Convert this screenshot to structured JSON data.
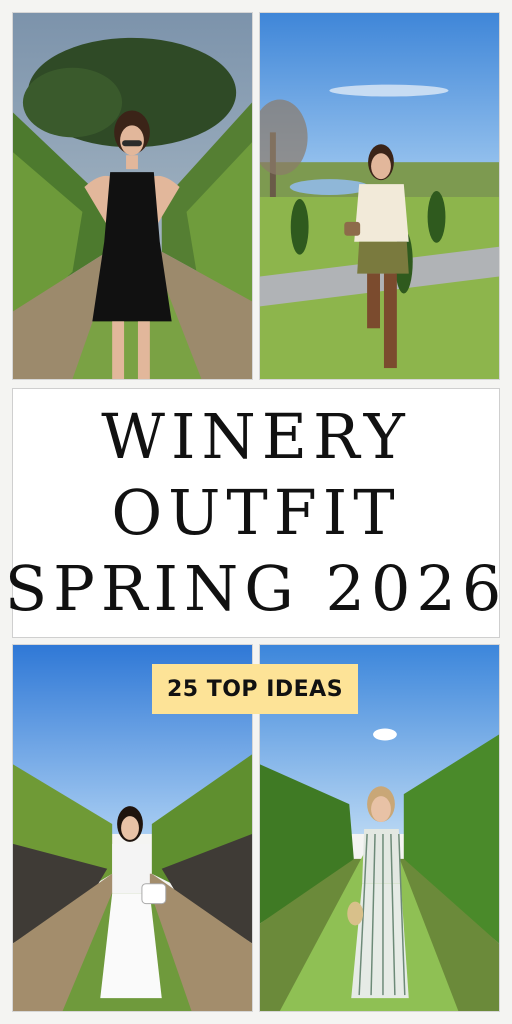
{
  "title": {
    "line1": "WINERY",
    "line2": "OUTFIT",
    "line3": "SPRING 2026"
  },
  "badge": {
    "text": "25 TOP IDEAS",
    "background": "#fde397"
  },
  "photos": [
    {
      "scene": "woman in black mini dress and sunglasses between vineyard rows"
    },
    {
      "scene": "woman in cream sweater, green skirt and brown boots holding wine glass on lawn with pond"
    },
    {
      "scene": "woman in white outfit holding wine glass and white bag in vineyard row"
    },
    {
      "scene": "woman in striped maxi dress holding wine glass in vineyard"
    }
  ]
}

What the task asks -> Copy the material above exactly and drop the pictures.

The output ->
Convert this screenshot to structured JSON data.
{
  "title": {
    "line1": "WINERY",
    "line2": "OUTFIT",
    "line3": "SPRING 2026"
  },
  "badge": {
    "text": "25 TOP IDEAS",
    "background": "#fde397"
  },
  "photos": [
    {
      "scene": "woman in black mini dress and sunglasses between vineyard rows"
    },
    {
      "scene": "woman in cream sweater, green skirt and brown boots holding wine glass on lawn with pond"
    },
    {
      "scene": "woman in white outfit holding wine glass and white bag in vineyard row"
    },
    {
      "scene": "woman in striped maxi dress holding wine glass in vineyard"
    }
  ]
}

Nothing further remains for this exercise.